**REQUIREMENT**
Without the pictures, copy all the entries below exactly.

**INPUT DATA**
########################################

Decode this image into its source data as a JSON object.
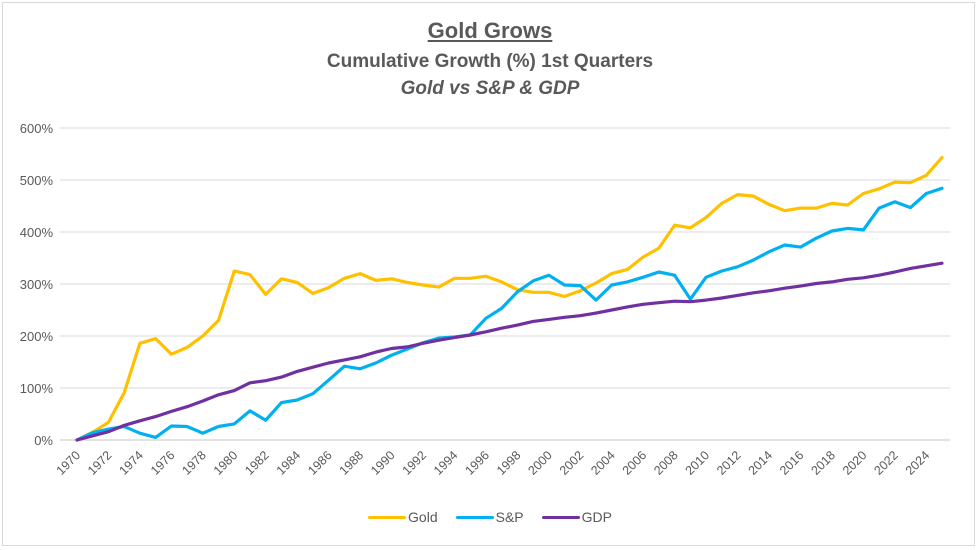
{
  "chart_data": {
    "type": "line",
    "title": "Gold Grows",
    "subtitle": "Cumulative Growth (%) 1st Quarters",
    "subtitle2": "Gold vs S&P & GDP",
    "xlabel": "",
    "ylabel": "",
    "ylim": [
      0,
      600
    ],
    "yticks": [
      "0%",
      "100%",
      "200%",
      "300%",
      "400%",
      "500%",
      "600%"
    ],
    "ytick_values": [
      0,
      100,
      200,
      300,
      400,
      500,
      600
    ],
    "x": [
      1970,
      1971,
      1972,
      1973,
      1974,
      1975,
      1976,
      1977,
      1978,
      1979,
      1980,
      1981,
      1982,
      1983,
      1984,
      1985,
      1986,
      1987,
      1988,
      1989,
      1990,
      1991,
      1992,
      1993,
      1994,
      1995,
      1996,
      1997,
      1998,
      1999,
      2000,
      2001,
      2002,
      2003,
      2004,
      2005,
      2006,
      2007,
      2008,
      2009,
      2010,
      2011,
      2012,
      2013,
      2014,
      2015,
      2016,
      2017,
      2018,
      2019,
      2020,
      2021,
      2022,
      2023,
      2024,
      2025
    ],
    "xtick_labels": [
      "1970",
      "1972",
      "1974",
      "1976",
      "1978",
      "1980",
      "1982",
      "1984",
      "1986",
      "1988",
      "1990",
      "1992",
      "1994",
      "1996",
      "1998",
      "2000",
      "2002",
      "2004",
      "2006",
      "2008",
      "2010",
      "2012",
      "2014",
      "2016",
      "2018",
      "2020",
      "2022",
      "2024"
    ],
    "grid": true,
    "legend_position": "bottom",
    "series": [
      {
        "name": "Gold",
        "color": "#FFC000",
        "values": [
          0,
          15,
          34,
          91,
          186,
          195,
          165,
          178,
          200,
          230,
          325,
          318,
          280,
          310,
          303,
          282,
          293,
          311,
          320,
          307,
          310,
          303,
          298,
          294,
          311,
          311,
          315,
          304,
          289,
          284,
          284,
          276,
          287,
          302,
          320,
          328,
          352,
          369,
          413,
          408,
          428,
          455,
          472,
          469,
          453,
          441,
          446,
          446,
          455,
          452,
          474,
          483,
          496,
          495,
          509,
          543
        ]
      },
      {
        "name": "S&P",
        "color": "#00B0F0",
        "values": [
          0,
          14,
          21,
          26,
          13,
          5,
          27,
          26,
          13,
          26,
          31,
          56,
          38,
          72,
          77,
          89,
          115,
          142,
          137,
          148,
          163,
          175,
          187,
          196,
          198,
          202,
          234,
          253,
          285,
          306,
          317,
          298,
          297,
          269,
          298,
          304,
          313,
          323,
          317,
          271,
          313,
          325,
          333,
          346,
          362,
          375,
          371,
          388,
          402,
          407,
          404,
          446,
          458,
          447,
          474,
          484
        ]
      },
      {
        "name": "GDP",
        "color": "#7030A0",
        "values": [
          0,
          8,
          16,
          28,
          37,
          45,
          55,
          64,
          75,
          87,
          95,
          110,
          114,
          121,
          132,
          140,
          148,
          154,
          160,
          169,
          176,
          179,
          186,
          192,
          197,
          202,
          208,
          215,
          221,
          228,
          232,
          236,
          239,
          244,
          250,
          256,
          261,
          264,
          267,
          266,
          269,
          273,
          278,
          283,
          287,
          292,
          296,
          301,
          304,
          309,
          312,
          317,
          323,
          330,
          335,
          340
        ]
      }
    ]
  }
}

########################################

**RESULT FOR THIS EXERCISE**
Decode this image into its source data as a JSON object.
{
  "chart_data": {
    "type": "line",
    "title": "Gold Grows",
    "subtitle": "Cumulative Growth (%) 1st Quarters",
    "subtitle2": "Gold vs S&P & GDP",
    "xlabel": "",
    "ylabel": "",
    "ylim": [
      0,
      600
    ],
    "yticks": [
      "0%",
      "100%",
      "200%",
      "300%",
      "400%",
      "500%",
      "600%"
    ],
    "ytick_values": [
      0,
      100,
      200,
      300,
      400,
      500,
      600
    ],
    "x": [
      1970,
      1971,
      1972,
      1973,
      1974,
      1975,
      1976,
      1977,
      1978,
      1979,
      1980,
      1981,
      1982,
      1983,
      1984,
      1985,
      1986,
      1987,
      1988,
      1989,
      1990,
      1991,
      1992,
      1993,
      1994,
      1995,
      1996,
      1997,
      1998,
      1999,
      2000,
      2001,
      2002,
      2003,
      2004,
      2005,
      2006,
      2007,
      2008,
      2009,
      2010,
      2011,
      2012,
      2013,
      2014,
      2015,
      2016,
      2017,
      2018,
      2019,
      2020,
      2021,
      2022,
      2023,
      2024,
      2025
    ],
    "xtick_labels": [
      "1970",
      "1972",
      "1974",
      "1976",
      "1978",
      "1980",
      "1982",
      "1984",
      "1986",
      "1988",
      "1990",
      "1992",
      "1994",
      "1996",
      "1998",
      "2000",
      "2002",
      "2004",
      "2006",
      "2008",
      "2010",
      "2012",
      "2014",
      "2016",
      "2018",
      "2020",
      "2022",
      "2024"
    ],
    "grid": true,
    "legend_position": "bottom",
    "series": [
      {
        "name": "Gold",
        "color": "#FFC000",
        "values": [
          0,
          15,
          34,
          91,
          186,
          195,
          165,
          178,
          200,
          230,
          325,
          318,
          280,
          310,
          303,
          282,
          293,
          311,
          320,
          307,
          310,
          303,
          298,
          294,
          311,
          311,
          315,
          304,
          289,
          284,
          284,
          276,
          287,
          302,
          320,
          328,
          352,
          369,
          413,
          408,
          428,
          455,
          472,
          469,
          453,
          441,
          446,
          446,
          455,
          452,
          474,
          483,
          496,
          495,
          509,
          543
        ]
      },
      {
        "name": "S&P",
        "color": "#00B0F0",
        "values": [
          0,
          14,
          21,
          26,
          13,
          5,
          27,
          26,
          13,
          26,
          31,
          56,
          38,
          72,
          77,
          89,
          115,
          142,
          137,
          148,
          163,
          175,
          187,
          196,
          198,
          202,
          234,
          253,
          285,
          306,
          317,
          298,
          297,
          269,
          298,
          304,
          313,
          323,
          317,
          271,
          313,
          325,
          333,
          346,
          362,
          375,
          371,
          388,
          402,
          407,
          404,
          446,
          458,
          447,
          474,
          484
        ]
      },
      {
        "name": "GDP",
        "color": "#7030A0",
        "values": [
          0,
          8,
          16,
          28,
          37,
          45,
          55,
          64,
          75,
          87,
          95,
          110,
          114,
          121,
          132,
          140,
          148,
          154,
          160,
          169,
          176,
          179,
          186,
          192,
          197,
          202,
          208,
          215,
          221,
          228,
          232,
          236,
          239,
          244,
          250,
          256,
          261,
          264,
          267,
          266,
          269,
          273,
          278,
          283,
          287,
          292,
          296,
          301,
          304,
          309,
          312,
          317,
          323,
          330,
          335,
          340
        ]
      }
    ]
  }
}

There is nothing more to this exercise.